** Start MATERIAL FOR THIS TASK **

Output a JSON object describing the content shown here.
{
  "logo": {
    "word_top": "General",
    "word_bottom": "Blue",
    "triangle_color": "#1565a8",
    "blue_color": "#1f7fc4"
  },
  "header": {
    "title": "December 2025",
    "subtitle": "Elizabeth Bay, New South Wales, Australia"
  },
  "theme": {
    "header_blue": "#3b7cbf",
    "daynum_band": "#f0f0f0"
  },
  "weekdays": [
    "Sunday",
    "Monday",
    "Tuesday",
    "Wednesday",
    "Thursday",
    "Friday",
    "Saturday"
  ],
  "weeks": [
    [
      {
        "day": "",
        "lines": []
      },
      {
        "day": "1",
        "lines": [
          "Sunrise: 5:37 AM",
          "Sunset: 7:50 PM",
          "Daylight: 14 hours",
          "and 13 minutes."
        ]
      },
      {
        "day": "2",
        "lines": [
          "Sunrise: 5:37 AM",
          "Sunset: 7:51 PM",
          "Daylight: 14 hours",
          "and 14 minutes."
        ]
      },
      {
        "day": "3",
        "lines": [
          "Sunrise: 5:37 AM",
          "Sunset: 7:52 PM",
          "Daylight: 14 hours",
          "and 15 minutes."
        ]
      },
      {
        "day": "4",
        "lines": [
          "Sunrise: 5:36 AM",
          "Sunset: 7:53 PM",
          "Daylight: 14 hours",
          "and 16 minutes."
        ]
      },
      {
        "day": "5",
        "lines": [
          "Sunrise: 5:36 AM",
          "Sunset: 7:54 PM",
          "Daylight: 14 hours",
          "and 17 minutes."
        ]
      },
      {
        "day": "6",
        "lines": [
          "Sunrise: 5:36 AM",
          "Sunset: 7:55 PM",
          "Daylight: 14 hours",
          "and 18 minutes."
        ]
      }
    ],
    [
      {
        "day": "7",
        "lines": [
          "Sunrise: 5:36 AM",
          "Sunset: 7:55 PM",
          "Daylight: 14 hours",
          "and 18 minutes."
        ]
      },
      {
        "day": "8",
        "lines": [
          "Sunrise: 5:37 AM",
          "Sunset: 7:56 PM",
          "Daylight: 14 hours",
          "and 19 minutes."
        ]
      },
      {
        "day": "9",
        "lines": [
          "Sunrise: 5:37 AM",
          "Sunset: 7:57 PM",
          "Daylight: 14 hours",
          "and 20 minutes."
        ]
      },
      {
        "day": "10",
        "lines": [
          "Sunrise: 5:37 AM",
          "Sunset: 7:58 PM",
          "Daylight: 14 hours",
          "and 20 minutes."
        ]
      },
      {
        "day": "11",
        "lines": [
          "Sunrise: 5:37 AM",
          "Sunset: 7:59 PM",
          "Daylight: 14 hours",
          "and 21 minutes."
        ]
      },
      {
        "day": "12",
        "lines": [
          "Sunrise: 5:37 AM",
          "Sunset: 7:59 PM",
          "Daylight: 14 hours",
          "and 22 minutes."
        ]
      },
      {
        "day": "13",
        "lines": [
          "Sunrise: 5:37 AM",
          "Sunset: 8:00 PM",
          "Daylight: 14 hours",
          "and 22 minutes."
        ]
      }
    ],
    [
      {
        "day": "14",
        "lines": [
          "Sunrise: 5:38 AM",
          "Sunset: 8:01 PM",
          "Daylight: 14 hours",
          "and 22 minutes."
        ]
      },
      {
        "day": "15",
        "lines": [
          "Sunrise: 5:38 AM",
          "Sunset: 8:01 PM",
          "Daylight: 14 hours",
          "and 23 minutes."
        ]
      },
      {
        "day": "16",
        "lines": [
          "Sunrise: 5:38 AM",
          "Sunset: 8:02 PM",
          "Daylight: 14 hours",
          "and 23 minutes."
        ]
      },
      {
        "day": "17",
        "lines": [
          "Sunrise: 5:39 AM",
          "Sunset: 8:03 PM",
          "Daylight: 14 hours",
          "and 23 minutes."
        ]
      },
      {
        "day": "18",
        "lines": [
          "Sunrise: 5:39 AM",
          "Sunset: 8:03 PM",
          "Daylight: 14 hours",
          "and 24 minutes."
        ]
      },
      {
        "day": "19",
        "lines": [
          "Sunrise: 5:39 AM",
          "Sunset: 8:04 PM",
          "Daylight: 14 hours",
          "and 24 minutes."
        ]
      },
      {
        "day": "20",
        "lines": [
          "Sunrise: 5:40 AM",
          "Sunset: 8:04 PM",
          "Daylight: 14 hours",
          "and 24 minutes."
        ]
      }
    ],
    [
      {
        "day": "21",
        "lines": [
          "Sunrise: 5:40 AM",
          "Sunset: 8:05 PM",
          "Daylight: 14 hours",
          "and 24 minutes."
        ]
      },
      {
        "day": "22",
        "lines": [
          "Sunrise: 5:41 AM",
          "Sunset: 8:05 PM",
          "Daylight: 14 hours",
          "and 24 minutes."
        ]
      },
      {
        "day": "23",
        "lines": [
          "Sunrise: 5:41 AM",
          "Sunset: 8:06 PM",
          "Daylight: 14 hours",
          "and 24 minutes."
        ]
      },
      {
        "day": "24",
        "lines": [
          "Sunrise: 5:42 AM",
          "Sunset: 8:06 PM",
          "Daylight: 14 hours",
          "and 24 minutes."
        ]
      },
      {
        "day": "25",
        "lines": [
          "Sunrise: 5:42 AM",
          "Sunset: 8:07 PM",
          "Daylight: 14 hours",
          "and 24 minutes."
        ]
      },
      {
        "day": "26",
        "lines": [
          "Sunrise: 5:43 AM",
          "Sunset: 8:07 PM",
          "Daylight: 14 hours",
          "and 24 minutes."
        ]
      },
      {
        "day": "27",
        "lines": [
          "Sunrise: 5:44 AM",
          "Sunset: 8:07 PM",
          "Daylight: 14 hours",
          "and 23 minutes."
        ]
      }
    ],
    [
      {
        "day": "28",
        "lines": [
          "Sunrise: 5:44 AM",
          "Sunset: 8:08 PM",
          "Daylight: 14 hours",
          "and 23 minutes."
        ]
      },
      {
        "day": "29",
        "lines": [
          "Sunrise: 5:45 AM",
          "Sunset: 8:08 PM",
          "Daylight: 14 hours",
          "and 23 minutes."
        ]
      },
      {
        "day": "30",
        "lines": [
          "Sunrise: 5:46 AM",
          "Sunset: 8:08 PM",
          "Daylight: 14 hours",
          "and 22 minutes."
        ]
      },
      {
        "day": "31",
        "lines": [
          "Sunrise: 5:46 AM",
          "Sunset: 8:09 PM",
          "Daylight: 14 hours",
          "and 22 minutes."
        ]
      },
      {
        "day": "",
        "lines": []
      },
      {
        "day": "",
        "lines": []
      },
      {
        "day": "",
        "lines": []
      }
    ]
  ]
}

** End MATERIAL FOR THIS TASK **

WHAT THIS TASK INVOLVES:
Every line above should be written out again exactly as it stands.

TASK RESULT:
Output a JSON object describing the content shown here.
{
  "logo": {
    "word_top": "General",
    "word_bottom": "Blue",
    "triangle_color": "#1565a8",
    "blue_color": "#1f7fc4"
  },
  "header": {
    "title": "December 2025",
    "subtitle": "Elizabeth Bay, New South Wales, Australia"
  },
  "theme": {
    "header_blue": "#3b7cbf",
    "daynum_band": "#f0f0f0"
  },
  "weekdays": [
    "Sunday",
    "Monday",
    "Tuesday",
    "Wednesday",
    "Thursday",
    "Friday",
    "Saturday"
  ],
  "weeks": [
    [
      {
        "day": "",
        "lines": []
      },
      {
        "day": "1",
        "lines": [
          "Sunrise: 5:37 AM",
          "Sunset: 7:50 PM",
          "Daylight: 14 hours",
          "and 13 minutes."
        ]
      },
      {
        "day": "2",
        "lines": [
          "Sunrise: 5:37 AM",
          "Sunset: 7:51 PM",
          "Daylight: 14 hours",
          "and 14 minutes."
        ]
      },
      {
        "day": "3",
        "lines": [
          "Sunrise: 5:37 AM",
          "Sunset: 7:52 PM",
          "Daylight: 14 hours",
          "and 15 minutes."
        ]
      },
      {
        "day": "4",
        "lines": [
          "Sunrise: 5:36 AM",
          "Sunset: 7:53 PM",
          "Daylight: 14 hours",
          "and 16 minutes."
        ]
      },
      {
        "day": "5",
        "lines": [
          "Sunrise: 5:36 AM",
          "Sunset: 7:54 PM",
          "Daylight: 14 hours",
          "and 17 minutes."
        ]
      },
      {
        "day": "6",
        "lines": [
          "Sunrise: 5:36 AM",
          "Sunset: 7:55 PM",
          "Daylight: 14 hours",
          "and 18 minutes."
        ]
      }
    ],
    [
      {
        "day": "7",
        "lines": [
          "Sunrise: 5:36 AM",
          "Sunset: 7:55 PM",
          "Daylight: 14 hours",
          "and 18 minutes."
        ]
      },
      {
        "day": "8",
        "lines": [
          "Sunrise: 5:37 AM",
          "Sunset: 7:56 PM",
          "Daylight: 14 hours",
          "and 19 minutes."
        ]
      },
      {
        "day": "9",
        "lines": [
          "Sunrise: 5:37 AM",
          "Sunset: 7:57 PM",
          "Daylight: 14 hours",
          "and 20 minutes."
        ]
      },
      {
        "day": "10",
        "lines": [
          "Sunrise: 5:37 AM",
          "Sunset: 7:58 PM",
          "Daylight: 14 hours",
          "and 20 minutes."
        ]
      },
      {
        "day": "11",
        "lines": [
          "Sunrise: 5:37 AM",
          "Sunset: 7:59 PM",
          "Daylight: 14 hours",
          "and 21 minutes."
        ]
      },
      {
        "day": "12",
        "lines": [
          "Sunrise: 5:37 AM",
          "Sunset: 7:59 PM",
          "Daylight: 14 hours",
          "and 22 minutes."
        ]
      },
      {
        "day": "13",
        "lines": [
          "Sunrise: 5:37 AM",
          "Sunset: 8:00 PM",
          "Daylight: 14 hours",
          "and 22 minutes."
        ]
      }
    ],
    [
      {
        "day": "14",
        "lines": [
          "Sunrise: 5:38 AM",
          "Sunset: 8:01 PM",
          "Daylight: 14 hours",
          "and 22 minutes."
        ]
      },
      {
        "day": "15",
        "lines": [
          "Sunrise: 5:38 AM",
          "Sunset: 8:01 PM",
          "Daylight: 14 hours",
          "and 23 minutes."
        ]
      },
      {
        "day": "16",
        "lines": [
          "Sunrise: 5:38 AM",
          "Sunset: 8:02 PM",
          "Daylight: 14 hours",
          "and 23 minutes."
        ]
      },
      {
        "day": "17",
        "lines": [
          "Sunrise: 5:39 AM",
          "Sunset: 8:03 PM",
          "Daylight: 14 hours",
          "and 23 minutes."
        ]
      },
      {
        "day": "18",
        "lines": [
          "Sunrise: 5:39 AM",
          "Sunset: 8:03 PM",
          "Daylight: 14 hours",
          "and 24 minutes."
        ]
      },
      {
        "day": "19",
        "lines": [
          "Sunrise: 5:39 AM",
          "Sunset: 8:04 PM",
          "Daylight: 14 hours",
          "and 24 minutes."
        ]
      },
      {
        "day": "20",
        "lines": [
          "Sunrise: 5:40 AM",
          "Sunset: 8:04 PM",
          "Daylight: 14 hours",
          "and 24 minutes."
        ]
      }
    ],
    [
      {
        "day": "21",
        "lines": [
          "Sunrise: 5:40 AM",
          "Sunset: 8:05 PM",
          "Daylight: 14 hours",
          "and 24 minutes."
        ]
      },
      {
        "day": "22",
        "lines": [
          "Sunrise: 5:41 AM",
          "Sunset: 8:05 PM",
          "Daylight: 14 hours",
          "and 24 minutes."
        ]
      },
      {
        "day": "23",
        "lines": [
          "Sunrise: 5:41 AM",
          "Sunset: 8:06 PM",
          "Daylight: 14 hours",
          "and 24 minutes."
        ]
      },
      {
        "day": "24",
        "lines": [
          "Sunrise: 5:42 AM",
          "Sunset: 8:06 PM",
          "Daylight: 14 hours",
          "and 24 minutes."
        ]
      },
      {
        "day": "25",
        "lines": [
          "Sunrise: 5:42 AM",
          "Sunset: 8:07 PM",
          "Daylight: 14 hours",
          "and 24 minutes."
        ]
      },
      {
        "day": "26",
        "lines": [
          "Sunrise: 5:43 AM",
          "Sunset: 8:07 PM",
          "Daylight: 14 hours",
          "and 24 minutes."
        ]
      },
      {
        "day": "27",
        "lines": [
          "Sunrise: 5:44 AM",
          "Sunset: 8:07 PM",
          "Daylight: 14 hours",
          "and 23 minutes."
        ]
      }
    ],
    [
      {
        "day": "28",
        "lines": [
          "Sunrise: 5:44 AM",
          "Sunset: 8:08 PM",
          "Daylight: 14 hours",
          "and 23 minutes."
        ]
      },
      {
        "day": "29",
        "lines": [
          "Sunrise: 5:45 AM",
          "Sunset: 8:08 PM",
          "Daylight: 14 hours",
          "and 23 minutes."
        ]
      },
      {
        "day": "30",
        "lines": [
          "Sunrise: 5:46 AM",
          "Sunset: 8:08 PM",
          "Daylight: 14 hours",
          "and 22 minutes."
        ]
      },
      {
        "day": "31",
        "lines": [
          "Sunrise: 5:46 AM",
          "Sunset: 8:09 PM",
          "Daylight: 14 hours",
          "and 22 minutes."
        ]
      },
      {
        "day": "",
        "lines": []
      },
      {
        "day": "",
        "lines": []
      },
      {
        "day": "",
        "lines": []
      }
    ]
  ]
}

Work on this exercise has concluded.